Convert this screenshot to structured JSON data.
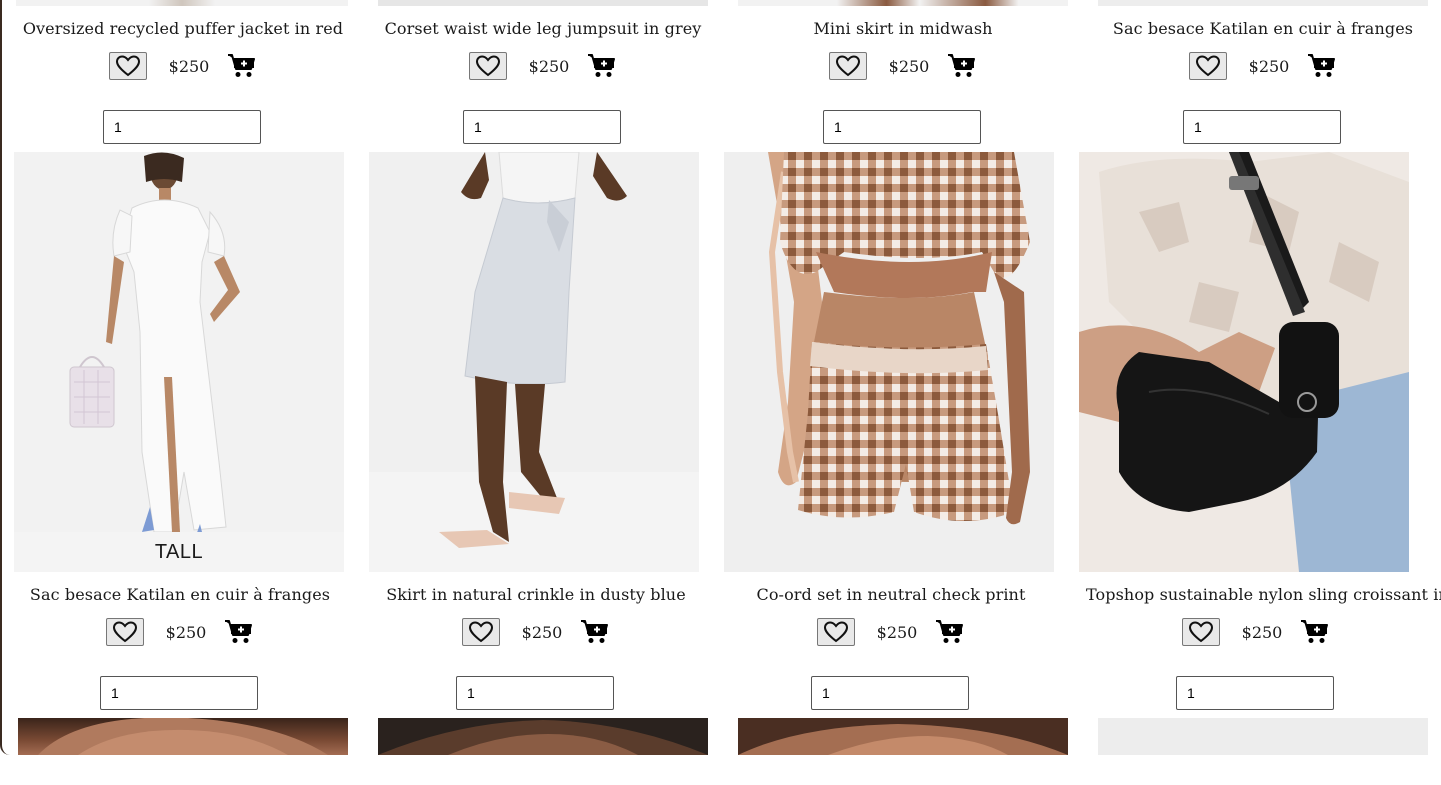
{
  "products_row1": [
    {
      "title": "Oversized recycled puffer jacket in red",
      "price": "$250",
      "qty": "1"
    },
    {
      "title": "Corset waist wide leg jumpsuit in grey",
      "price": "$250",
      "qty": "1"
    },
    {
      "title": "Mini skirt in midwash",
      "price": "$250",
      "qty": "1"
    },
    {
      "title": "Sac besace Katilan en cuir à franges",
      "price": "$250",
      "qty": "1"
    }
  ],
  "products_row2": [
    {
      "title": "Sac besace Katilan en cuir à franges",
      "price": "$250",
      "qty": "1",
      "image_badge": "TALL",
      "image": "white-dress-icon"
    },
    {
      "title": "Skirt in natural crinkle in dusty blue",
      "price": "$250",
      "qty": "1",
      "image": "wrap-skirt-icon"
    },
    {
      "title": "Co-ord set in neutral check print",
      "price": "$250",
      "qty": "1",
      "image": "gingham-set-icon"
    },
    {
      "title": "Topshop sustainable nylon sling croissant in black",
      "price": "$250",
      "qty": "1",
      "image": "sling-bag-icon"
    }
  ],
  "icons": {
    "favorite": "heart-icon",
    "cart": "add-to-cart-icon"
  },
  "colors": {
    "button_bg": "#e9e9e9",
    "text": "#1a1a1a",
    "image_bg": "#f0f0f0"
  }
}
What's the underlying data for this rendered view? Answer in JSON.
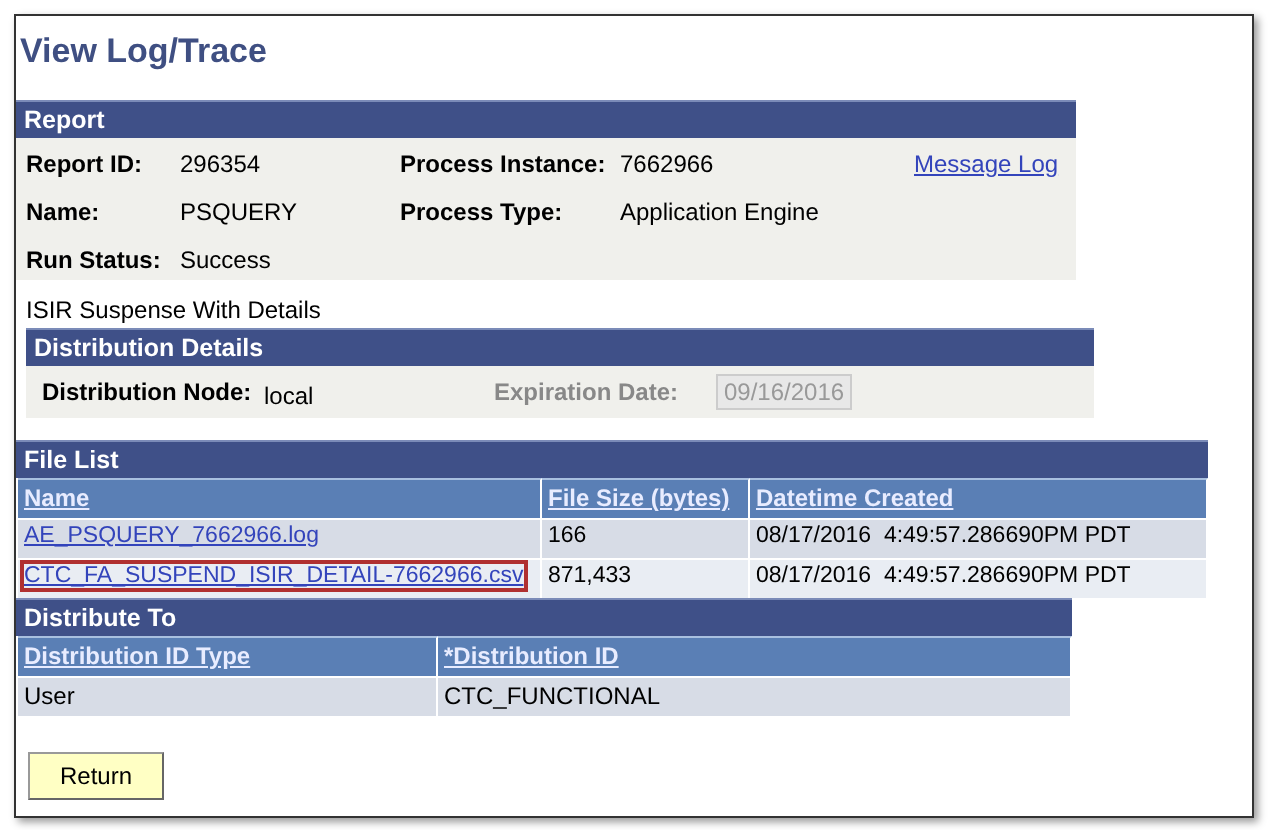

* TASK *
Make an exact copy of the records shown above, without the pictures.

* FINAL ANSWER *
Convert this screenshot to structured JSON data.
{
  "products_row1": [
    {
      "title": "Oversized recycled puffer jacket in red",
      "price": "$250",
      "qty": "1"
    },
    {
      "title": "Corset waist wide leg jumpsuit in grey",
      "price": "$250",
      "qty": "1"
    },
    {
      "title": "Mini skirt in midwash",
      "price": "$250",
      "qty": "1"
    },
    {
      "title": "Sac besace Katilan en cuir à franges",
      "price": "$250",
      "qty": "1"
    }
  ],
  "products_row2": [
    {
      "title": "Sac besace Katilan en cuir à franges",
      "price": "$250",
      "qty": "1",
      "image_badge": "TALL",
      "image": "white-dress-icon"
    },
    {
      "title": "Skirt in natural crinkle in dusty blue",
      "price": "$250",
      "qty": "1",
      "image": "wrap-skirt-icon"
    },
    {
      "title": "Co-ord set in neutral check print",
      "price": "$250",
      "qty": "1",
      "image": "gingham-set-icon"
    },
    {
      "title": "Topshop sustainable nylon sling croissant in black",
      "price": "$250",
      "qty": "1",
      "image": "sling-bag-icon"
    }
  ],
  "icons": {
    "favorite": "heart-icon",
    "cart": "add-to-cart-icon"
  },
  "colors": {
    "button_bg": "#e9e9e9",
    "text": "#1a1a1a",
    "image_bg": "#f0f0f0"
  }
}
What's the underlying data for this rendered view? Answer in JSON.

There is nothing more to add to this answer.